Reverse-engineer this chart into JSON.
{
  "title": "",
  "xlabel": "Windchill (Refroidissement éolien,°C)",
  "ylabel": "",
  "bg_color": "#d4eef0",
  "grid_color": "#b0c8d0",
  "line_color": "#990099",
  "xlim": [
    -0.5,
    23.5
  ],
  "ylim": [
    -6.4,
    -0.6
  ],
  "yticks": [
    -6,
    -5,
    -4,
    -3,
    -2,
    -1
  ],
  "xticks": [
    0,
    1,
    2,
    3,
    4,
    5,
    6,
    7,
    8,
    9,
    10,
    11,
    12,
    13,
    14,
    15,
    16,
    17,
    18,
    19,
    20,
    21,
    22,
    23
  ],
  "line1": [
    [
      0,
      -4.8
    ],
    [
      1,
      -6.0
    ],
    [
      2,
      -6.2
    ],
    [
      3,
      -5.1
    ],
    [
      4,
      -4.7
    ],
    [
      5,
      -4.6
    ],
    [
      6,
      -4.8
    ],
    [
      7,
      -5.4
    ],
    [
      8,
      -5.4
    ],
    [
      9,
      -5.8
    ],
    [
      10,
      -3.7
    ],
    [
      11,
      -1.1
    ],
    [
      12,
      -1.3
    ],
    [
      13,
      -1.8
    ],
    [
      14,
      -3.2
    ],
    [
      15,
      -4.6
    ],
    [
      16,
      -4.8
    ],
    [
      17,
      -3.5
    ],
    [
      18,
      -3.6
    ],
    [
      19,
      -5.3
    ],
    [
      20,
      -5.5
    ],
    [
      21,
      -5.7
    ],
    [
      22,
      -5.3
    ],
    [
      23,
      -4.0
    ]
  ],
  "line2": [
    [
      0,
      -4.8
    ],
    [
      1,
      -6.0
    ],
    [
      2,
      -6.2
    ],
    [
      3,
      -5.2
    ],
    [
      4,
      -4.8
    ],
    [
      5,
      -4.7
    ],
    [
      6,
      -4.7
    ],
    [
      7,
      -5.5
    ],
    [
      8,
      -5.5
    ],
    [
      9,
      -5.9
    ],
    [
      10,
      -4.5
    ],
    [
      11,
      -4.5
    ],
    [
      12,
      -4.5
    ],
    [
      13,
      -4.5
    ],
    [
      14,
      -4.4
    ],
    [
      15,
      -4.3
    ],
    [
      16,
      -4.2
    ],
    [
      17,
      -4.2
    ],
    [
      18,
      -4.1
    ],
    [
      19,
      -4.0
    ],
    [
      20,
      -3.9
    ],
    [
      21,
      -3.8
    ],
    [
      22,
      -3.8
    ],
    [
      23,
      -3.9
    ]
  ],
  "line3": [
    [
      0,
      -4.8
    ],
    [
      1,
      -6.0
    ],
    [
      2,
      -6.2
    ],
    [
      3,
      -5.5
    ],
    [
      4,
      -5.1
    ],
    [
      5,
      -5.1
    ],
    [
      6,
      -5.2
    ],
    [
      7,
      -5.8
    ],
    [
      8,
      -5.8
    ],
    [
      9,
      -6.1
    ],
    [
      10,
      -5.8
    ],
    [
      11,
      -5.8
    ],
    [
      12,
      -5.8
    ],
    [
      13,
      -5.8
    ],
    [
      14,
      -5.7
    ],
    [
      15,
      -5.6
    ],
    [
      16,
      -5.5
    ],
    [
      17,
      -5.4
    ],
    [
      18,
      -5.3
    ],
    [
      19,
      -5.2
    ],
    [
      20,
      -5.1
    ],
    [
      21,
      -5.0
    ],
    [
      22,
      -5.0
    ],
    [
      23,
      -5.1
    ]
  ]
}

┄┄┄┄┄┄

Exercise details »
Output the complete data exactly as written.

Complete response »
Reverse-engineer this chart into JSON.
{
  "title": "",
  "xlabel": "Windchill (Refroidissement éolien,°C)",
  "ylabel": "",
  "bg_color": "#d4eef0",
  "grid_color": "#b0c8d0",
  "line_color": "#990099",
  "xlim": [
    -0.5,
    23.5
  ],
  "ylim": [
    -6.4,
    -0.6
  ],
  "yticks": [
    -6,
    -5,
    -4,
    -3,
    -2,
    -1
  ],
  "xticks": [
    0,
    1,
    2,
    3,
    4,
    5,
    6,
    7,
    8,
    9,
    10,
    11,
    12,
    13,
    14,
    15,
    16,
    17,
    18,
    19,
    20,
    21,
    22,
    23
  ],
  "line1": [
    [
      0,
      -4.8
    ],
    [
      1,
      -6.0
    ],
    [
      2,
      -6.2
    ],
    [
      3,
      -5.1
    ],
    [
      4,
      -4.7
    ],
    [
      5,
      -4.6
    ],
    [
      6,
      -4.8
    ],
    [
      7,
      -5.4
    ],
    [
      8,
      -5.4
    ],
    [
      9,
      -5.8
    ],
    [
      10,
      -3.7
    ],
    [
      11,
      -1.1
    ],
    [
      12,
      -1.3
    ],
    [
      13,
      -1.8
    ],
    [
      14,
      -3.2
    ],
    [
      15,
      -4.6
    ],
    [
      16,
      -4.8
    ],
    [
      17,
      -3.5
    ],
    [
      18,
      -3.6
    ],
    [
      19,
      -5.3
    ],
    [
      20,
      -5.5
    ],
    [
      21,
      -5.7
    ],
    [
      22,
      -5.3
    ],
    [
      23,
      -4.0
    ]
  ],
  "line2": [
    [
      0,
      -4.8
    ],
    [
      1,
      -6.0
    ],
    [
      2,
      -6.2
    ],
    [
      3,
      -5.2
    ],
    [
      4,
      -4.8
    ],
    [
      5,
      -4.7
    ],
    [
      6,
      -4.7
    ],
    [
      7,
      -5.5
    ],
    [
      8,
      -5.5
    ],
    [
      9,
      -5.9
    ],
    [
      10,
      -4.5
    ],
    [
      11,
      -4.5
    ],
    [
      12,
      -4.5
    ],
    [
      13,
      -4.5
    ],
    [
      14,
      -4.4
    ],
    [
      15,
      -4.3
    ],
    [
      16,
      -4.2
    ],
    [
      17,
      -4.2
    ],
    [
      18,
      -4.1
    ],
    [
      19,
      -4.0
    ],
    [
      20,
      -3.9
    ],
    [
      21,
      -3.8
    ],
    [
      22,
      -3.8
    ],
    [
      23,
      -3.9
    ]
  ],
  "line3": [
    [
      0,
      -4.8
    ],
    [
      1,
      -6.0
    ],
    [
      2,
      -6.2
    ],
    [
      3,
      -5.5
    ],
    [
      4,
      -5.1
    ],
    [
      5,
      -5.1
    ],
    [
      6,
      -5.2
    ],
    [
      7,
      -5.8
    ],
    [
      8,
      -5.8
    ],
    [
      9,
      -6.1
    ],
    [
      10,
      -5.8
    ],
    [
      11,
      -5.8
    ],
    [
      12,
      -5.8
    ],
    [
      13,
      -5.8
    ],
    [
      14,
      -5.7
    ],
    [
      15,
      -5.6
    ],
    [
      16,
      -5.5
    ],
    [
      17,
      -5.4
    ],
    [
      18,
      -5.3
    ],
    [
      19,
      -5.2
    ],
    [
      20,
      -5.1
    ],
    [
      21,
      -5.0
    ],
    [
      22,
      -5.0
    ],
    [
      23,
      -5.1
    ]
  ]
}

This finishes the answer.